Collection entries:
··········

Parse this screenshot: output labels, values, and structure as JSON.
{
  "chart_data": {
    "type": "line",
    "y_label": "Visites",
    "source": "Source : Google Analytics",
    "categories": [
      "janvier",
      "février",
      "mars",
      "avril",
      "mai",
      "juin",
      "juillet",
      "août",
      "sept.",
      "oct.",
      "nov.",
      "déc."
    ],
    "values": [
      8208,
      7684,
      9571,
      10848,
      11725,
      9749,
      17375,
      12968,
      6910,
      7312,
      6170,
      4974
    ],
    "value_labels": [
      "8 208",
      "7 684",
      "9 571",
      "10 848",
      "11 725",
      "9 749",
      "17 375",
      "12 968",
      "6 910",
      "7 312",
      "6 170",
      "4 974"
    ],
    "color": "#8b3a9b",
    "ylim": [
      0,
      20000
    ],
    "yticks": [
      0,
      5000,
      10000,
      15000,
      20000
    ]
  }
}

··········

Exercise task:
Copy all the entries verbatim.

Solution for this task:
Parse this screenshot: output labels, values, and structure as JSON.
{
  "chart_data": {
    "type": "line",
    "y_label": "Visites",
    "source": "Source : Google Analytics",
    "categories": [
      "janvier",
      "février",
      "mars",
      "avril",
      "mai",
      "juin",
      "juillet",
      "août",
      "sept.",
      "oct.",
      "nov.",
      "déc."
    ],
    "values": [
      8208,
      7684,
      9571,
      10848,
      11725,
      9749,
      17375,
      12968,
      6910,
      7312,
      6170,
      4974
    ],
    "value_labels": [
      "8 208",
      "7 684",
      "9 571",
      "10 848",
      "11 725",
      "9 749",
      "17 375",
      "12 968",
      "6 910",
      "7 312",
      "6 170",
      "4 974"
    ],
    "color": "#8b3a9b",
    "ylim": [
      0,
      20000
    ],
    "yticks": [
      0,
      5000,
      10000,
      15000,
      20000
    ]
  }
}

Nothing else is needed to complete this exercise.